Supplied entries start

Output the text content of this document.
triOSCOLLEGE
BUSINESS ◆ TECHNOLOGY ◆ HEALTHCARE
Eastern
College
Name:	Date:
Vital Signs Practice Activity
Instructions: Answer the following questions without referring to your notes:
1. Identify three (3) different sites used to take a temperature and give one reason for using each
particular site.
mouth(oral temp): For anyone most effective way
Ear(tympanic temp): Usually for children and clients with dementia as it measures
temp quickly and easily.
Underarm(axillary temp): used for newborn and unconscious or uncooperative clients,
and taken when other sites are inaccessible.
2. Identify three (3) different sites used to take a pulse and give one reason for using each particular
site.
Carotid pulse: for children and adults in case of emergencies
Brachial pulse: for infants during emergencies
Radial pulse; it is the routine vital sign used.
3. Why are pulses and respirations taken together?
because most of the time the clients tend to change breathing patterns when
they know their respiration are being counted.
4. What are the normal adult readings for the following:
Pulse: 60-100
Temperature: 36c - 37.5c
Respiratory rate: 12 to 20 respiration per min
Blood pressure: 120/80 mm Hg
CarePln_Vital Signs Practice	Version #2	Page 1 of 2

Supplied entries end
Supplied entries start

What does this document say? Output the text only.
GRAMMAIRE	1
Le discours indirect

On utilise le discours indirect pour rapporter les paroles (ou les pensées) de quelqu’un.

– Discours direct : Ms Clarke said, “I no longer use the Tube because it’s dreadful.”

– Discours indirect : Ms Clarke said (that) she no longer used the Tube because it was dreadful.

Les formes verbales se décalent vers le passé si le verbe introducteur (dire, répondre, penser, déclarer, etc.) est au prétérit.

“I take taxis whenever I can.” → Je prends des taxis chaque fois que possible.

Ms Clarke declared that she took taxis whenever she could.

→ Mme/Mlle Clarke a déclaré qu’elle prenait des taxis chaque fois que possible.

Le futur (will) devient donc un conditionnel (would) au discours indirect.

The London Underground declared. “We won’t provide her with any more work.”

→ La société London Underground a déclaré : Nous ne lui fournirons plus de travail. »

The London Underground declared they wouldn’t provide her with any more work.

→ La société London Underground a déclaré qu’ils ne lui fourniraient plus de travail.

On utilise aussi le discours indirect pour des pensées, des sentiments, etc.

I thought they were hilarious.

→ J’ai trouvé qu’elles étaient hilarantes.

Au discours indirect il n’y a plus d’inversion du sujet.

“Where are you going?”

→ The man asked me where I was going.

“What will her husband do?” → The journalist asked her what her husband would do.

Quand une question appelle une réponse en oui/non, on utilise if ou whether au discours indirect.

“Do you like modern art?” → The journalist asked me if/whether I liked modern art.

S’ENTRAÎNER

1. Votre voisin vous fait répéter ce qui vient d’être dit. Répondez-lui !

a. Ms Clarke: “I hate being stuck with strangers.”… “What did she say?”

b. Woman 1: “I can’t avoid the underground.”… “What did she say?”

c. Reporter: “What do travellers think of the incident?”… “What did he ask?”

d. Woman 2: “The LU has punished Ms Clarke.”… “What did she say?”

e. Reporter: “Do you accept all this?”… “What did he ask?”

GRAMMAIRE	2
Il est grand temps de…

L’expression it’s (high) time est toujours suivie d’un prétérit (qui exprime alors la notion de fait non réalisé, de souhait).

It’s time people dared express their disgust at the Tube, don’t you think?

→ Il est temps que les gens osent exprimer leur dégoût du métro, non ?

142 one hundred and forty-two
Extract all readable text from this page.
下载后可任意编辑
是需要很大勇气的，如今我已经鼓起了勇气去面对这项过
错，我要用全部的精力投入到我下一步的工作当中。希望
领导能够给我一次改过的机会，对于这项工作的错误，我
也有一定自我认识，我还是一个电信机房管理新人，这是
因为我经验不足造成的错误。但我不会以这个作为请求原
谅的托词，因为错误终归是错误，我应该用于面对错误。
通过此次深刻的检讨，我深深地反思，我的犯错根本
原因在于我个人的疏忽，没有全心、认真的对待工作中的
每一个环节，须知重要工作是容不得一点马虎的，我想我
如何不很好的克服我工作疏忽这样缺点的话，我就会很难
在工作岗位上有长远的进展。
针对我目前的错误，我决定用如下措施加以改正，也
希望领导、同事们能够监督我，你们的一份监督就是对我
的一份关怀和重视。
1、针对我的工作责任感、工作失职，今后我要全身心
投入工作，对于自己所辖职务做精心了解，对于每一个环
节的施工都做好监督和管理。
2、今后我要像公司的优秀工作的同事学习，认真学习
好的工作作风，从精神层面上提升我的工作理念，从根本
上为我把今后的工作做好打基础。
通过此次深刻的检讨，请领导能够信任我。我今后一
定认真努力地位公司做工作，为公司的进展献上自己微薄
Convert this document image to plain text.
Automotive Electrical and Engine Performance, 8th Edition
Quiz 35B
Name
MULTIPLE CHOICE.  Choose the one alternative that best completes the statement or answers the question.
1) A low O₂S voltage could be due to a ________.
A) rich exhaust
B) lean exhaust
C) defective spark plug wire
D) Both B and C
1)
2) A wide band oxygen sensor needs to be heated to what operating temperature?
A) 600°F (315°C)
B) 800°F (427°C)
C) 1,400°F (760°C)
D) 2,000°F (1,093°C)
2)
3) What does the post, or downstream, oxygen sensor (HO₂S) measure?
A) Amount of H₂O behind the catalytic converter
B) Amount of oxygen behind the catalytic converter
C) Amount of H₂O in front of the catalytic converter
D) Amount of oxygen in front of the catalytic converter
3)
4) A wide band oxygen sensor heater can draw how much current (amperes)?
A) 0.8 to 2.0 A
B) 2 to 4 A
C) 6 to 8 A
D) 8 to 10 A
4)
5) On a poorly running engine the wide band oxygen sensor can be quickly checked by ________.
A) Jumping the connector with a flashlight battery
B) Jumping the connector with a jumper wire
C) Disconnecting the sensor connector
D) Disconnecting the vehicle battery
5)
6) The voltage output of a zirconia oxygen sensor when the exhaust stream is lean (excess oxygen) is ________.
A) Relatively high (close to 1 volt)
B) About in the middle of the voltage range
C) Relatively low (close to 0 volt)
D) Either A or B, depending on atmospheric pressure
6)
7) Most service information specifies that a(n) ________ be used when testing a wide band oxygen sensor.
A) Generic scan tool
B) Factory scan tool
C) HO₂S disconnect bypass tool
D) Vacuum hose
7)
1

Supplied entries end

#### Your instructions:
Check every line for "could" and show the ones that have it.

#### Task result:
Ms Clarke declared that she took taxis whenever she could.
1) A low O₂S voltage could be due to a ________.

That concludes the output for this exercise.